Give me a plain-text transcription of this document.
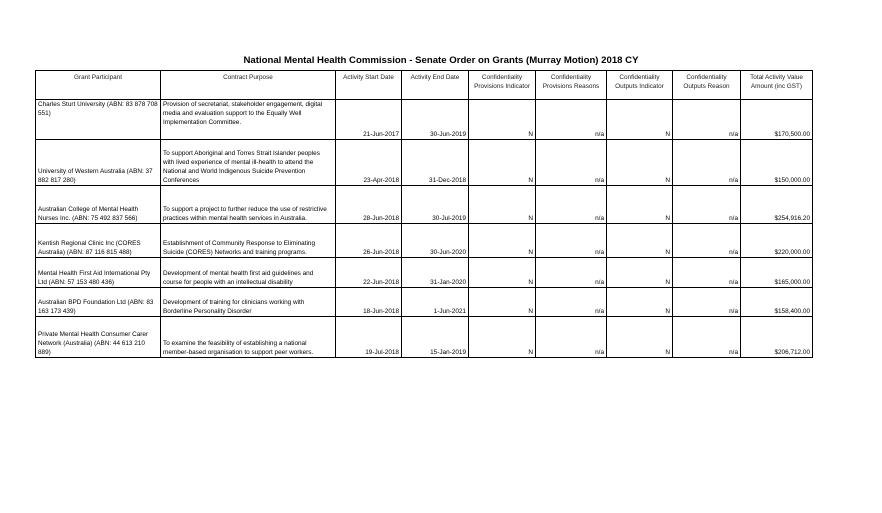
National Mental Health Commission - Senate Order on Grants (Murray Motion) 2018 CY
Grant Participant	Contract Purpose	Activity Start Date	Activity End Date	Confidentiality Provisions Indicator	Confidentiality Provisions Reasons	Confidentiality Outputs Indicator	Confidentiality Outputs Reason	Total Activity Value Amount (inc GST)
Charles Sturt University (ABN: 83 878 708 551)	Provision of secretariat, stakeholder engagement, digital media and evaluation support to the Equally Well Implementation Committee.	21-Jun-2017	30-Jun-2019	N	n/a	N	n/a	$170,500.00
University of Western Australia (ABN: 37 882 817 280)	To support Aboriginal and Torres Strait Islander peoples with lived experience of mental ill-health to attend the National and World Indigenous Suicide Prevention Conferences	23-Apr-2018	31-Dec-2018	N	n/a	N	n/a	$150,000.00
Australian College of Mental Health Nurses Inc. (ABN: 75 492 837 566)	To support a project to further reduce the use of restrictive practices within mental health services in Australia.	28-Jun-2018	30-Jul-2019	N	n/a	N	n/a	$254,916.20
Kentish Regional Clinic Inc (CORES Australia) (ABN: 87 116 815 488)	Establishment of Community Response to Eliminating Suicide (CORES) Networks and training programs.	26-Jun-2018	30-Jun-2020	N	n/a	N	n/a	$220,000.00
Mental Health First Aid International Pty Ltd (ABN: 57 153 480 436)	Development of mental health first aid guidelines and course for people with an intellectual disability	22-Jun-2018	31-Jan-2020	N	n/a	N	n/a	$165,000.00
Australian BPD Foundation Ltd (ABN: 83 163 173 439)	Development of training for clinicians working with Borderline Personality Disorder	18-Jun-2018	1-Jun-2021	N	n/a	N	n/a	$158,400.00
Private Mental Health Consumer Carer Network (Australia) (ABN: 44 613 210 889)	To examine the feasibility of establishing a national member-based organisation to support peer workers.	19-Jul-2018	15-Jan-2019	N	n/a	N	n/a	$206,712.00
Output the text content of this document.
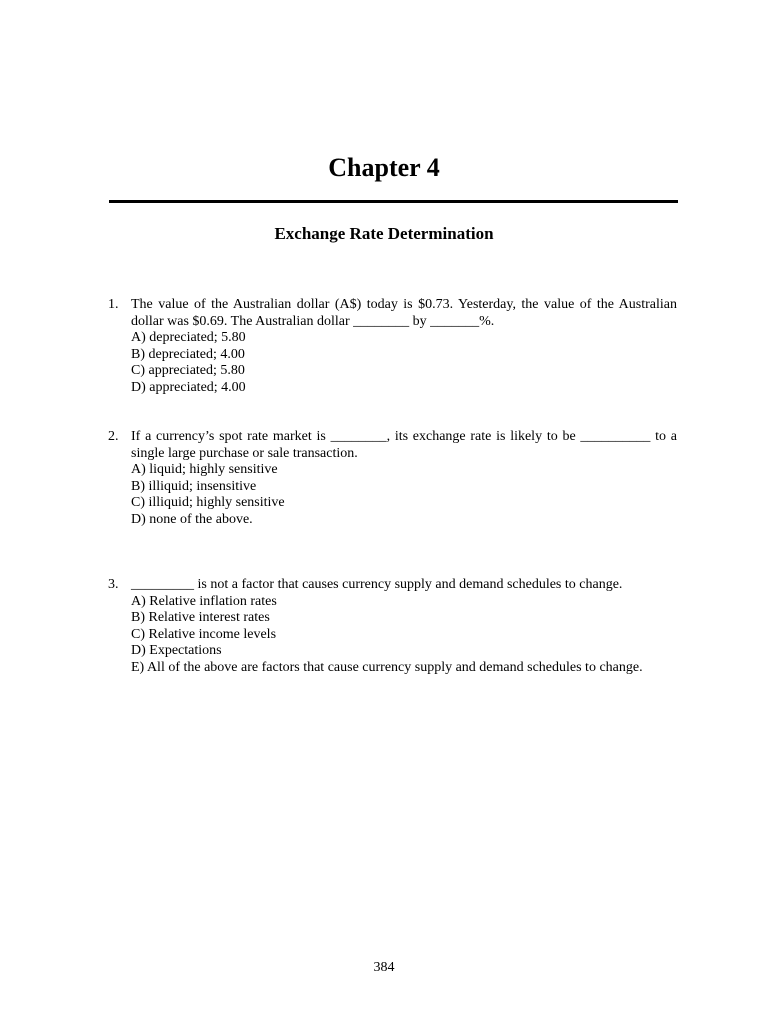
Chapter 4
Exchange Rate Determination
1. The value of the Australian dollar (A$) today is $0.73. Yesterday, the value of the Australian dollar was $0.69. The Australian dollar ________ by _______%.
A) depreciated; 5.80
B) depreciated; 4.00
C) appreciated; 5.80
D) appreciated; 4.00
2. If a currency’s spot rate market is ________, its exchange rate is likely to be __________ to a single large purchase or sale transaction.
A) liquid; highly sensitive
B) illiquid; insensitive
C) illiquid; highly sensitive
D) none of the above.
3. _________ is not a factor that causes currency supply and demand schedules to change.
A) Relative inflation rates
B) Relative interest rates
C) Relative income levels
D) Expectations
E) All of the above are factors that cause currency supply and demand schedules to change.
384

THE EXERCISE:
Skipping the pictures, transcribe each line above exactly as it appears.

EXPECTED OUTPUT:
Give me a plain-text transcription of this document.
National Mental Health Commission - Senate Order on Grants (Murray Motion) 2018 CY
Grant Participant	Contract Purpose	Activity Start Date	Activity End Date	Confidentiality Provisions Indicator	Confidentiality Provisions Reasons	Confidentiality Outputs Indicator	Confidentiality Outputs Reason	Total Activity Value Amount (inc GST)
Charles Sturt University (ABN: 83 878 708 551)	Provision of secretariat, stakeholder engagement, digital media and evaluation support to the Equally Well Implementation Committee.	21-Jun-2017	30-Jun-2019	N	n/a	N	n/a	$170,500.00
University of Western Australia (ABN: 37 882 817 280)	To support Aboriginal and Torres Strait Islander peoples with lived experience of mental ill-health to attend the National and World Indigenous Suicide Prevention Conferences	23-Apr-2018	31-Dec-2018	N	n/a	N	n/a	$150,000.00
Australian College of Mental Health Nurses Inc. (ABN: 75 492 837 566)	To support a project to further reduce the use of restrictive practices within mental health services in Australia.	28-Jun-2018	30-Jul-2019	N	n/a	N	n/a	$254,916.20
Kentish Regional Clinic Inc (CORES Australia) (ABN: 87 116 815 488)	Establishment of Community Response to Eliminating Suicide (CORES) Networks and training programs.	26-Jun-2018	30-Jun-2020	N	n/a	N	n/a	$220,000.00
Mental Health First Aid International Pty Ltd (ABN: 57 153 480 436)	Development of mental health first aid guidelines and course for people with an intellectual disability	22-Jun-2018	31-Jan-2020	N	n/a	N	n/a	$165,000.00
Australian BPD Foundation Ltd (ABN: 83 163 173 439)	Development of training for clinicians working with Borderline Personality Disorder	18-Jun-2018	1-Jun-2021	N	n/a	N	n/a	$158,400.00
Private Mental Health Consumer Carer Network (Australia) (ABN: 44 613 210 889)	To examine the feasibility of establishing a national member-based organisation to support peer workers.	19-Jul-2018	15-Jan-2019	N	n/a	N	n/a	$206,712.00
Output the text content of this document.
Chapter 4
Exchange Rate Determination
1. The value of the Australian dollar (A$) today is $0.73. Yesterday, the value of the Australian dollar was $0.69. The Australian dollar ________ by _______%.
A) depreciated; 5.80
B) depreciated; 4.00
C) appreciated; 5.80
D) appreciated; 4.00
2. If a currency’s spot rate market is ________, its exchange rate is likely to be __________ to a single large purchase or sale transaction.
A) liquid; highly sensitive
B) illiquid; insensitive
C) illiquid; highly sensitive
D) none of the above.
3. _________ is not a factor that causes currency supply and demand schedules to change.
A) Relative inflation rates
B) Relative interest rates
C) Relative income levels
D) Expectations
E) All of the above are factors that cause currency supply and demand schedules to change.
384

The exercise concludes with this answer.